WHAT IS BEING ASKED:
Reproduce each of the lines word for word.

• • • • •

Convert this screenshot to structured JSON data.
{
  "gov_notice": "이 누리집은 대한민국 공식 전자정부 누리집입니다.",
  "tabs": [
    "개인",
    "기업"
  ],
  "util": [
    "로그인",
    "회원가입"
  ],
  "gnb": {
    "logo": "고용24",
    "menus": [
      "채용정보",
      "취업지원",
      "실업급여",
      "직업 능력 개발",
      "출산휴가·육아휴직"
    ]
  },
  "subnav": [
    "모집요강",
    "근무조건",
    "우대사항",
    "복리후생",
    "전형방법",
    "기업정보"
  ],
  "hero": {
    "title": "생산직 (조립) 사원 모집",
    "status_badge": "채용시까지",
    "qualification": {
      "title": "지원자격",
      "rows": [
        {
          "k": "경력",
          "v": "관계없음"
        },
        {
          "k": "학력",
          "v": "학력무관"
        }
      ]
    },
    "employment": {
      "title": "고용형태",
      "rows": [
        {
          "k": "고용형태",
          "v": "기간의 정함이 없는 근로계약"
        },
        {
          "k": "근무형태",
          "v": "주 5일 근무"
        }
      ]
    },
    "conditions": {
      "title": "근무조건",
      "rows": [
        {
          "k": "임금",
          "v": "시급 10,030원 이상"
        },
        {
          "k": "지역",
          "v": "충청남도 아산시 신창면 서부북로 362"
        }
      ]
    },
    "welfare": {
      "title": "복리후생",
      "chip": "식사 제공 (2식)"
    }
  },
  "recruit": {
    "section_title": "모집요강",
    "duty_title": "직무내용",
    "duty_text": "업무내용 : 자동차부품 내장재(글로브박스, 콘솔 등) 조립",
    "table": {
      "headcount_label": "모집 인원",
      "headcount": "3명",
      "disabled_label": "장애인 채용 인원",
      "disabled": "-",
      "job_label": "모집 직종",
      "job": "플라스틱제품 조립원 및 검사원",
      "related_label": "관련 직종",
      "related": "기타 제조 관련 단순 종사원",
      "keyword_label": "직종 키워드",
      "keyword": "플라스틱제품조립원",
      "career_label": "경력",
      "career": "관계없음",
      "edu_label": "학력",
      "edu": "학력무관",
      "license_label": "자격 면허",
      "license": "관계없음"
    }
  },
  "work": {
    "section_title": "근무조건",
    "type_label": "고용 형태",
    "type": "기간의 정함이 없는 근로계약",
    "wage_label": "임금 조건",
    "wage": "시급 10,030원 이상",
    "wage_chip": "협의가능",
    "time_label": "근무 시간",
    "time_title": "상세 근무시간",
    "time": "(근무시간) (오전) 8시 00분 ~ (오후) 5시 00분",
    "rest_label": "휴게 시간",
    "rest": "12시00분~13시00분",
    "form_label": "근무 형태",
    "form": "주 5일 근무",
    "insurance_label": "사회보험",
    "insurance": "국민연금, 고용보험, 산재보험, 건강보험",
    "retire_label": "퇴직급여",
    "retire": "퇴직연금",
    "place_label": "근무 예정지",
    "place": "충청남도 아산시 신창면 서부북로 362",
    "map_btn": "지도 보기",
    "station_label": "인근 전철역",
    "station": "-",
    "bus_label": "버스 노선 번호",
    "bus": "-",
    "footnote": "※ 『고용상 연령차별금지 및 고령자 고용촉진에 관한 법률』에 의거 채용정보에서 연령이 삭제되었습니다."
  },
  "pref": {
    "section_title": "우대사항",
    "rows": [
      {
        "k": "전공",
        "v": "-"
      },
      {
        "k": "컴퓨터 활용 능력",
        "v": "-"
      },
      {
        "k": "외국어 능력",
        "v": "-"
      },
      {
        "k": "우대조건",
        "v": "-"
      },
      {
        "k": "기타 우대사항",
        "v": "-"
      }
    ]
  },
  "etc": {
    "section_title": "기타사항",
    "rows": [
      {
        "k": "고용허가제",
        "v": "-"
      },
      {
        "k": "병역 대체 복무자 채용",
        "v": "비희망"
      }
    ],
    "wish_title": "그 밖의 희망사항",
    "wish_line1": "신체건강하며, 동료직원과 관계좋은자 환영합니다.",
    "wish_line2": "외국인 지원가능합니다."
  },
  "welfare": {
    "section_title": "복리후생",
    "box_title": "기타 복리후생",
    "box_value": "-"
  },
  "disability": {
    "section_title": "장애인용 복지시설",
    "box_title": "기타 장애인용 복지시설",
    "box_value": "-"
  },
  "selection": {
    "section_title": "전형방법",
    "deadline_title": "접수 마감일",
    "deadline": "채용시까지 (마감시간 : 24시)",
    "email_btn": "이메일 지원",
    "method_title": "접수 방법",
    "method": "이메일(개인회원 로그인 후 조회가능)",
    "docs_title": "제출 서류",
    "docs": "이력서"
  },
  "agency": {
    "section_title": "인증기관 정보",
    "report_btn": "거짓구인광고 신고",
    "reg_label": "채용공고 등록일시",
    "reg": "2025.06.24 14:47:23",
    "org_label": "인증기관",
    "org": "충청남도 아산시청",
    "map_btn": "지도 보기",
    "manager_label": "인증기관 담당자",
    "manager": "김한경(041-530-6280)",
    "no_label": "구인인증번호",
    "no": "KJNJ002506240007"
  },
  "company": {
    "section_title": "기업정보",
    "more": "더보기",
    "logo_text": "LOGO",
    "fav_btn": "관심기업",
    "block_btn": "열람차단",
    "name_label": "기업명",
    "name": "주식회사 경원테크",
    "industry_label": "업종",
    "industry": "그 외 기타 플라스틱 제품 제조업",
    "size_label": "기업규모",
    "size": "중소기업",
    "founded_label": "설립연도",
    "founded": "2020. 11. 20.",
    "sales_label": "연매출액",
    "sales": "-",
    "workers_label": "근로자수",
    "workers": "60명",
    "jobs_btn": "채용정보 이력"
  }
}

• • • • •

ANSWER:
Convert this screenshot to structured JSON data.
{
  "gov_notice": "이 누리집은 대한민국 공식 전자정부 누리집입니다.",
  "tabs": [
    "개인",
    "기업"
  ],
  "util": [
    "로그인",
    "회원가입"
  ],
  "gnb": {
    "logo": "고용24",
    "menus": [
      "채용정보",
      "취업지원",
      "실업급여",
      "직업 능력 개발",
      "출산휴가·육아휴직"
    ]
  },
  "subnav": [
    "모집요강",
    "근무조건",
    "우대사항",
    "복리후생",
    "전형방법",
    "기업정보"
  ],
  "hero": {
    "title": "생산직 (조립) 사원 모집",
    "status_badge": "채용시까지",
    "qualification": {
      "title": "지원자격",
      "rows": [
        {
          "k": "경력",
          "v": "관계없음"
        },
        {
          "k": "학력",
          "v": "학력무관"
        }
      ]
    },
    "employment": {
      "title": "고용형태",
      "rows": [
        {
          "k": "고용형태",
          "v": "기간의 정함이 없는 근로계약"
        },
        {
          "k": "근무형태",
          "v": "주 5일 근무"
        }
      ]
    },
    "conditions": {
      "title": "근무조건",
      "rows": [
        {
          "k": "임금",
          "v": "시급 10,030원 이상"
        },
        {
          "k": "지역",
          "v": "충청남도 아산시 신창면 서부북로 362"
        }
      ]
    },
    "welfare": {
      "title": "복리후생",
      "chip": "식사 제공 (2식)"
    }
  },
  "recruit": {
    "section_title": "모집요강",
    "duty_title": "직무내용",
    "duty_text": "업무내용 : 자동차부품 내장재(글로브박스, 콘솔 등) 조립",
    "table": {
      "headcount_label": "모집 인원",
      "headcount": "3명",
      "disabled_label": "장애인 채용 인원",
      "disabled": "-",
      "job_label": "모집 직종",
      "job": "플라스틱제품 조립원 및 검사원",
      "related_label": "관련 직종",
      "related": "기타 제조 관련 단순 종사원",
      "keyword_label": "직종 키워드",
      "keyword": "플라스틱제품조립원",
      "career_label": "경력",
      "career": "관계없음",
      "edu_label": "학력",
      "edu": "학력무관",
      "license_label": "자격 면허",
      "license": "관계없음"
    }
  },
  "work": {
    "section_title": "근무조건",
    "type_label": "고용 형태",
    "type": "기간의 정함이 없는 근로계약",
    "wage_label": "임금 조건",
    "wage": "시급 10,030원 이상",
    "wage_chip": "협의가능",
    "time_label": "근무 시간",
    "time_title": "상세 근무시간",
    "time": "(근무시간) (오전) 8시 00분 ~ (오후) 5시 00분",
    "rest_label": "휴게 시간",
    "rest": "12시00분~13시00분",
    "form_label": "근무 형태",
    "form": "주 5일 근무",
    "insurance_label": "사회보험",
    "insurance": "국민연금, 고용보험, 산재보험, 건강보험",
    "retire_label": "퇴직급여",
    "retire": "퇴직연금",
    "place_label": "근무 예정지",
    "place": "충청남도 아산시 신창면 서부북로 362",
    "map_btn": "지도 보기",
    "station_label": "인근 전철역",
    "station": "-",
    "bus_label": "버스 노선 번호",
    "bus": "-",
    "footnote": "※ 『고용상 연령차별금지 및 고령자 고용촉진에 관한 법률』에 의거 채용정보에서 연령이 삭제되었습니다."
  },
  "pref": {
    "section_title": "우대사항",
    "rows": [
      {
        "k": "전공",
        "v": "-"
      },
      {
        "k": "컴퓨터 활용 능력",
        "v": "-"
      },
      {
        "k": "외국어 능력",
        "v": "-"
      },
      {
        "k": "우대조건",
        "v": "-"
      },
      {
        "k": "기타 우대사항",
        "v": "-"
      }
    ]
  },
  "etc": {
    "section_title": "기타사항",
    "rows": [
      {
        "k": "고용허가제",
        "v": "-"
      },
      {
        "k": "병역 대체 복무자 채용",
        "v": "비희망"
      }
    ],
    "wish_title": "그 밖의 희망사항",
    "wish_line1": "신체건강하며, 동료직원과 관계좋은자 환영합니다.",
    "wish_line2": "외국인 지원가능합니다."
  },
  "welfare": {
    "section_title": "복리후생",
    "box_title": "기타 복리후생",
    "box_value": "-"
  },
  "disability": {
    "section_title": "장애인용 복지시설",
    "box_title": "기타 장애인용 복지시설",
    "box_value": "-"
  },
  "selection": {
    "section_title": "전형방법",
    "deadline_title": "접수 마감일",
    "deadline": "채용시까지 (마감시간 : 24시)",
    "email_btn": "이메일 지원",
    "method_title": "접수 방법",
    "method": "이메일(개인회원 로그인 후 조회가능)",
    "docs_title": "제출 서류",
    "docs": "이력서"
  },
  "agency": {
    "section_title": "인증기관 정보",
    "report_btn": "거짓구인광고 신고",
    "reg_label": "채용공고 등록일시",
    "reg": "2025.06.24 14:47:23",
    "org_label": "인증기관",
    "org": "충청남도 아산시청",
    "map_btn": "지도 보기",
    "manager_label": "인증기관 담당자",
    "manager": "김한경(041-530-6280)",
    "no_label": "구인인증번호",
    "no": "KJNJ002506240007"
  },
  "company": {
    "section_title": "기업정보",
    "more": "더보기",
    "logo_text": "LOGO",
    "fav_btn": "관심기업",
    "block_btn": "열람차단",
    "name_label": "기업명",
    "name": "주식회사 경원테크",
    "industry_label": "업종",
    "industry": "그 외 기타 플라스틱 제품 제조업",
    "size_label": "기업규모",
    "size": "중소기업",
    "founded_label": "설립연도",
    "founded": "2020. 11. 20.",
    "sales_label": "연매출액",
    "sales": "-",
    "workers_label": "근로자수",
    "workers": "60명",
    "jobs_btn": "채용정보 이력"
  }
}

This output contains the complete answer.